_Task brief_. Lift out all lines below that contain "罗源村上邦".
++++++++++++++++++++
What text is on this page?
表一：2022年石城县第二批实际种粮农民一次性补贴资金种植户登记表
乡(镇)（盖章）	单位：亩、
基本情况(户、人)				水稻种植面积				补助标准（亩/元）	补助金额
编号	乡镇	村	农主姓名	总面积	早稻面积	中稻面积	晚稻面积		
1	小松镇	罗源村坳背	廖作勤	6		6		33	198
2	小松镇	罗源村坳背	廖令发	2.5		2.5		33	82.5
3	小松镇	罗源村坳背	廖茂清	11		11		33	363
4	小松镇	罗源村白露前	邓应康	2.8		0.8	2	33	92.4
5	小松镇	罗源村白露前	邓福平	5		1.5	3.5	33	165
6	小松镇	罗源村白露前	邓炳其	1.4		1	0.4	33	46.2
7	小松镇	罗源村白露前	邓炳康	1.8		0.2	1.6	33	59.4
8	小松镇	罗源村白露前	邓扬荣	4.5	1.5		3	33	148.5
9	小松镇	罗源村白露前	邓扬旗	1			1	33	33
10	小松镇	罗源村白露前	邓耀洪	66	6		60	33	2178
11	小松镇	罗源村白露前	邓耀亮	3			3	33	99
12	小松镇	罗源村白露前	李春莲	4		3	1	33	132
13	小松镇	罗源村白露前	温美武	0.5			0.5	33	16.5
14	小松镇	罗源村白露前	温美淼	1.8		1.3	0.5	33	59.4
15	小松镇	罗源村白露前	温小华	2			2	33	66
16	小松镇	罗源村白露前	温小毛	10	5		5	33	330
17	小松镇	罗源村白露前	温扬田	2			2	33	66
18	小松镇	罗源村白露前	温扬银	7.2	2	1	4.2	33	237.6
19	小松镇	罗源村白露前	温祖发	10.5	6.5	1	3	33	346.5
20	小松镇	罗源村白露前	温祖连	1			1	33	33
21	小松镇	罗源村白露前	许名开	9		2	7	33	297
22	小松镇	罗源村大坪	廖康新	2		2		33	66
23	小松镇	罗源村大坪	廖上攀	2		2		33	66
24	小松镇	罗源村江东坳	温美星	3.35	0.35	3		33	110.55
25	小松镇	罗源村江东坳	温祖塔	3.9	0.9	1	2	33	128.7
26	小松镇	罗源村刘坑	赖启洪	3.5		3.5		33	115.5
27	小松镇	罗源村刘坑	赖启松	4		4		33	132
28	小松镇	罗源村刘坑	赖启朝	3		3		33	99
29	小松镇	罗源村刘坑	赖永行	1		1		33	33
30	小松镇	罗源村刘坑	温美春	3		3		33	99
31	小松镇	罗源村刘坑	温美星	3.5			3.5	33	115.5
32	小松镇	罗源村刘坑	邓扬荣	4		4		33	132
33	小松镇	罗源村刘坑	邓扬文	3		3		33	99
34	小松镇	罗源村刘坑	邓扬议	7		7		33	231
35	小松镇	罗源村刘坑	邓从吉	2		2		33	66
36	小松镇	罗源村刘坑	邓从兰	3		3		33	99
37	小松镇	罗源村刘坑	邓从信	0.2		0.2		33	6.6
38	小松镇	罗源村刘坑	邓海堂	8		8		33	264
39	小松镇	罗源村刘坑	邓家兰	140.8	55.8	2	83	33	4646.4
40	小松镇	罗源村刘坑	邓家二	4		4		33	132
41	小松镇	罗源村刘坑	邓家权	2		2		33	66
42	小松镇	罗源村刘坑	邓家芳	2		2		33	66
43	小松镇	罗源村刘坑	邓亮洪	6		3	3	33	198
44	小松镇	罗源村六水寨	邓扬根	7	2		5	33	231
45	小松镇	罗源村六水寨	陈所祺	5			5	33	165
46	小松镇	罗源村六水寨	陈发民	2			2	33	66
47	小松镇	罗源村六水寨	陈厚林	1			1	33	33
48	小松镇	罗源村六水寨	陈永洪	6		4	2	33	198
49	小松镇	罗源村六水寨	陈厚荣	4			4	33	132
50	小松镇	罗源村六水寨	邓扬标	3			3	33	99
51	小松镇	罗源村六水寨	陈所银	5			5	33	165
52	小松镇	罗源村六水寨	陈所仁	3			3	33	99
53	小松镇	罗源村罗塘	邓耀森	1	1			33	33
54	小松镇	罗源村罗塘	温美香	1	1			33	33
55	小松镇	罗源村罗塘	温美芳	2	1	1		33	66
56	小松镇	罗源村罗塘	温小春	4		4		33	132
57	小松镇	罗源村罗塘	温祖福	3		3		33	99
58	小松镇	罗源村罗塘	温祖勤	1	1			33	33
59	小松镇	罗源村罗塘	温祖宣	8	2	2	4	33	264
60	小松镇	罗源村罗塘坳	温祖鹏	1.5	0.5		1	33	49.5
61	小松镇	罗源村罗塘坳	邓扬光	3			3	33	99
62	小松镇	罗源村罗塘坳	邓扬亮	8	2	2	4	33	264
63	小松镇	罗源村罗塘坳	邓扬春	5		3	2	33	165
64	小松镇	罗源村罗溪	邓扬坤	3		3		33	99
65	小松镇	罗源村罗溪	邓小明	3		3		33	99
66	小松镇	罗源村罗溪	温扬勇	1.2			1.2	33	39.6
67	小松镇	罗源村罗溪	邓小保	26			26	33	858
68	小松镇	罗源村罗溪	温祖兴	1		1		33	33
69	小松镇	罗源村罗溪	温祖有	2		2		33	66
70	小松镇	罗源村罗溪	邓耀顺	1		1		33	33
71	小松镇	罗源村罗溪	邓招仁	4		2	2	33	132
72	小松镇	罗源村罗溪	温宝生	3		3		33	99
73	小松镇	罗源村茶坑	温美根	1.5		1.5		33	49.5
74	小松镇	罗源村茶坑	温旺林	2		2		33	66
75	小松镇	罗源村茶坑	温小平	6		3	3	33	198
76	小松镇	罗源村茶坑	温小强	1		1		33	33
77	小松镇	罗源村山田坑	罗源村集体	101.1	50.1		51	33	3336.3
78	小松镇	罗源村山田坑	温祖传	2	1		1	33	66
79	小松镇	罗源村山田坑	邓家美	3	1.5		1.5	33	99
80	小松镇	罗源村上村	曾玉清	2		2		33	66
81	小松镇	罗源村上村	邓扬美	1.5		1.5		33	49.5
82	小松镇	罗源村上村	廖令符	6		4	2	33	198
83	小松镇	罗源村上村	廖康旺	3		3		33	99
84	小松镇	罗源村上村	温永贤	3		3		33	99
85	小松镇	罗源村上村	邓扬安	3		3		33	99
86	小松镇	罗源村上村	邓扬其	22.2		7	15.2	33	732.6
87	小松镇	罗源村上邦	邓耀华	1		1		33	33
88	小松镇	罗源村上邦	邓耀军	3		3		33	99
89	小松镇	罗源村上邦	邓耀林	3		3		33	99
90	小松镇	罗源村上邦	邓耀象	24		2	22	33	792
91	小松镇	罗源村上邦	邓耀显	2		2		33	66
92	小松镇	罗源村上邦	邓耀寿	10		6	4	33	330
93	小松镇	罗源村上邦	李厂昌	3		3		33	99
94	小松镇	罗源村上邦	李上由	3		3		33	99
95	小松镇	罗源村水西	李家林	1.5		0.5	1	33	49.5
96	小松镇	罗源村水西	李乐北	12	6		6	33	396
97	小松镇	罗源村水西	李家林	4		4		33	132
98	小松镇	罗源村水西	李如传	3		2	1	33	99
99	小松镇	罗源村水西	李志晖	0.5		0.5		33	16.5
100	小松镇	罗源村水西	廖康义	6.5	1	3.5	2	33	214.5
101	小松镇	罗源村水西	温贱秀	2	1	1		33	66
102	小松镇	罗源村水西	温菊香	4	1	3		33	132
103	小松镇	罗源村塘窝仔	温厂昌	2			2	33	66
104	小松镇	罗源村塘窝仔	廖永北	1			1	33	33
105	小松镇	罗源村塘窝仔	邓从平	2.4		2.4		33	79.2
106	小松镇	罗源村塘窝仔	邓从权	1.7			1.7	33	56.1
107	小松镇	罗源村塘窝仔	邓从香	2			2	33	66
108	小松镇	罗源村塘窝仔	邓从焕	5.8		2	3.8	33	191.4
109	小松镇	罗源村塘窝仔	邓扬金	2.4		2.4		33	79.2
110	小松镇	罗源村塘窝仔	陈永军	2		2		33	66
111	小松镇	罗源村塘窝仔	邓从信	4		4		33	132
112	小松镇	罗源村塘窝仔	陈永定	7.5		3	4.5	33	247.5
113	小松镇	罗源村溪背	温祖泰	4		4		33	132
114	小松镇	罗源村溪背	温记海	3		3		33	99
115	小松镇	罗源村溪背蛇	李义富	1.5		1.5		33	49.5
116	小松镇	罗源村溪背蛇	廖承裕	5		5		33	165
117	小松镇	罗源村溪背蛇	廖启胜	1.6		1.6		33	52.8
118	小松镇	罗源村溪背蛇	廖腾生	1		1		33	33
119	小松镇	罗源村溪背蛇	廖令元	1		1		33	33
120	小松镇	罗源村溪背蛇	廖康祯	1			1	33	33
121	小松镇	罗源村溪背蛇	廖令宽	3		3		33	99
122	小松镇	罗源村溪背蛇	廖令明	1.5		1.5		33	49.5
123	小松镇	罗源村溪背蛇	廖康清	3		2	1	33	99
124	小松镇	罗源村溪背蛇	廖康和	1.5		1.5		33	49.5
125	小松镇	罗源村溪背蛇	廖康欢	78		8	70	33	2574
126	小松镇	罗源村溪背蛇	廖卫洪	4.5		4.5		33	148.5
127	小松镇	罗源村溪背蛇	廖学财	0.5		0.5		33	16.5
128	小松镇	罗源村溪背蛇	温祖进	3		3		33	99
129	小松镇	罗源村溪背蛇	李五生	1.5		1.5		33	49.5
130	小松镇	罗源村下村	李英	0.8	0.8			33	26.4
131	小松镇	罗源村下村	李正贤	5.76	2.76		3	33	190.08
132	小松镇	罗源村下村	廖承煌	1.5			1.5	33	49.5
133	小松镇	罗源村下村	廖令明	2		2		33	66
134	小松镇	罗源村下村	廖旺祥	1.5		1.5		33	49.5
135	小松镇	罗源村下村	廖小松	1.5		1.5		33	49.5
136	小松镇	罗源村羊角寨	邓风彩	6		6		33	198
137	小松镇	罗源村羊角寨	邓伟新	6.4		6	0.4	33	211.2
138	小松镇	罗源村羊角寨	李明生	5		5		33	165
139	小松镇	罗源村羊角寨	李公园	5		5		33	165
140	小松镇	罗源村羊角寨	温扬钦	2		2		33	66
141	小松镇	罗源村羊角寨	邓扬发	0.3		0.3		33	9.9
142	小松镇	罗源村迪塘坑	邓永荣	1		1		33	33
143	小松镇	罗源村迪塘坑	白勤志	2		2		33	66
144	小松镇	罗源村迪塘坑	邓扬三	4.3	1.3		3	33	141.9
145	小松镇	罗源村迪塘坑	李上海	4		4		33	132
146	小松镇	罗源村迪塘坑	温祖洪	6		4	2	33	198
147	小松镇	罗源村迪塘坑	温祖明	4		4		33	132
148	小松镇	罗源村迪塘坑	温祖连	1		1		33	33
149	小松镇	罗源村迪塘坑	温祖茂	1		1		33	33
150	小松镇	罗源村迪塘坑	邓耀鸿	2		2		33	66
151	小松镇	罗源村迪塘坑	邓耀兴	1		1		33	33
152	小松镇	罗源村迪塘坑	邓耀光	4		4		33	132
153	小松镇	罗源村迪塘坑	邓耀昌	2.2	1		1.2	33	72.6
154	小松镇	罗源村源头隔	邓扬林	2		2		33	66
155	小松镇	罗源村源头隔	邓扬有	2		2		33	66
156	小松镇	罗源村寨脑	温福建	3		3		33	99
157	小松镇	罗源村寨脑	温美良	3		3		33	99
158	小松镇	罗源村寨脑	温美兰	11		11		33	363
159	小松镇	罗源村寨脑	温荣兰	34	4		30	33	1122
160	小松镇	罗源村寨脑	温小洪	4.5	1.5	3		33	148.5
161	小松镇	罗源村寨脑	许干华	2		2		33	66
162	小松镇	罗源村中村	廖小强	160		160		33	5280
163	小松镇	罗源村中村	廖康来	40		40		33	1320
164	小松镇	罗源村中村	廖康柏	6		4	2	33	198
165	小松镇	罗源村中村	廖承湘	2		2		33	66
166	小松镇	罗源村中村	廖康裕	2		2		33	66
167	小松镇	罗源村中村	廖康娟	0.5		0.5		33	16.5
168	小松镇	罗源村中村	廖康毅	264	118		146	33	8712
++++++++++++++++++++
_Task response_.
87	小松镇	罗源村上邦	邓耀华	1		1		33	33
88	小松镇	罗源村上邦	邓耀军	3		3		33	99
89	小松镇	罗源村上邦	邓耀林	3		3		33	99
90	小松镇	罗源村上邦	邓耀象	24		2	22	33	792
91	小松镇	罗源村上邦	邓耀显	2		2		33	66
92	小松镇	罗源村上邦	邓耀寿	10		6	4	33	330
93	小松镇	罗源村上邦	李厂昌	3		3		33	99
94	小松镇	罗源村上邦	李上由	3		3		33	99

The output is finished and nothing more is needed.